[PROVIDED RECORDS]:
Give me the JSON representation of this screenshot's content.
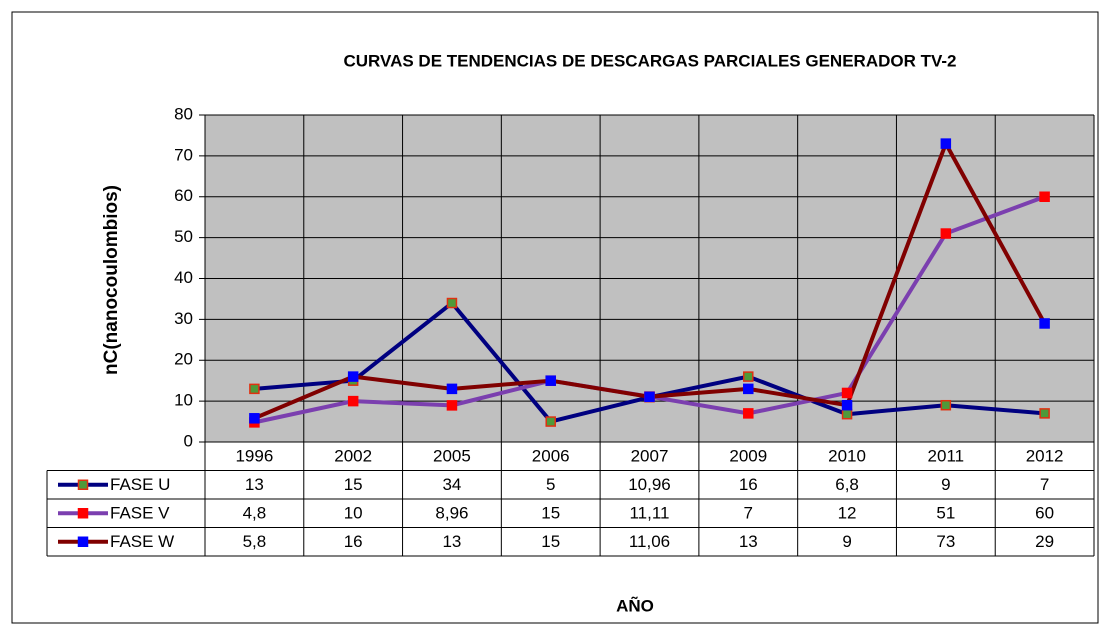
{
  "chart_data": {
    "type": "line",
    "title": "CURVAS DE TENDENCIAS DE DESCARGAS PARCIALES GENERADOR TV-2",
    "ylabel": "nC(nanocoulombios)",
    "xlabel": "AÑO",
    "categories": [
      "1996",
      "2002",
      "2005",
      "2006",
      "2007",
      "2009",
      "2010",
      "2011",
      "2012"
    ],
    "series": [
      {
        "name": "FASE U",
        "color": "#000080",
        "marker_color": "#4F9A3A",
        "marker_edge": "#E03010",
        "values": [
          13,
          15,
          34,
          5,
          10.96,
          16,
          6.8,
          9,
          7
        ],
        "value_labels": [
          "13",
          "15",
          "34",
          "5",
          "10,96",
          "16",
          "6,8",
          "9",
          "7"
        ]
      },
      {
        "name": "FASE V",
        "color": "#7B3FAF",
        "marker_color": "#FF0000",
        "marker_edge": "#FF0000",
        "values": [
          4.8,
          10,
          8.96,
          15,
          11.11,
          7,
          12,
          51,
          60
        ],
        "value_labels": [
          "4,8",
          "10",
          "8,96",
          "15",
          "11,11",
          "7",
          "12",
          "51",
          "60"
        ]
      },
      {
        "name": "FASE W",
        "color": "#800000",
        "marker_color": "#0000FF",
        "marker_edge": "#0000FF",
        "values": [
          5.8,
          16,
          13,
          15,
          11.06,
          13,
          9,
          73,
          29
        ],
        "value_labels": [
          "5,8",
          "16",
          "13",
          "15",
          "11,06",
          "13",
          "9",
          "73",
          "29"
        ]
      }
    ],
    "ylim": [
      0,
      80
    ],
    "yticks": [
      0,
      10,
      20,
      30,
      40,
      50,
      60,
      70,
      80
    ],
    "grid": true,
    "plot_background": "#C0C0C0"
  }
}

[WRITTEN PROBLEM]: Restate each of the entries above word for word and skip every image.

[COMPLETE RESPONSE]:
Give me the JSON representation of this screenshot's content.
{
  "chart_data": {
    "type": "line",
    "title": "CURVAS DE TENDENCIAS DE DESCARGAS PARCIALES GENERADOR TV-2",
    "ylabel": "nC(nanocoulombios)",
    "xlabel": "AÑO",
    "categories": [
      "1996",
      "2002",
      "2005",
      "2006",
      "2007",
      "2009",
      "2010",
      "2011",
      "2012"
    ],
    "series": [
      {
        "name": "FASE U",
        "color": "#000080",
        "marker_color": "#4F9A3A",
        "marker_edge": "#E03010",
        "values": [
          13,
          15,
          34,
          5,
          10.96,
          16,
          6.8,
          9,
          7
        ],
        "value_labels": [
          "13",
          "15",
          "34",
          "5",
          "10,96",
          "16",
          "6,8",
          "9",
          "7"
        ]
      },
      {
        "name": "FASE V",
        "color": "#7B3FAF",
        "marker_color": "#FF0000",
        "marker_edge": "#FF0000",
        "values": [
          4.8,
          10,
          8.96,
          15,
          11.11,
          7,
          12,
          51,
          60
        ],
        "value_labels": [
          "4,8",
          "10",
          "8,96",
          "15",
          "11,11",
          "7",
          "12",
          "51",
          "60"
        ]
      },
      {
        "name": "FASE W",
        "color": "#800000",
        "marker_color": "#0000FF",
        "marker_edge": "#0000FF",
        "values": [
          5.8,
          16,
          13,
          15,
          11.06,
          13,
          9,
          73,
          29
        ],
        "value_labels": [
          "5,8",
          "16",
          "13",
          "15",
          "11,06",
          "13",
          "9",
          "73",
          "29"
        ]
      }
    ],
    "ylim": [
      0,
      80
    ],
    "yticks": [
      0,
      10,
      20,
      30,
      40,
      50,
      60,
      70,
      80
    ],
    "grid": true,
    "plot_background": "#C0C0C0"
  }
}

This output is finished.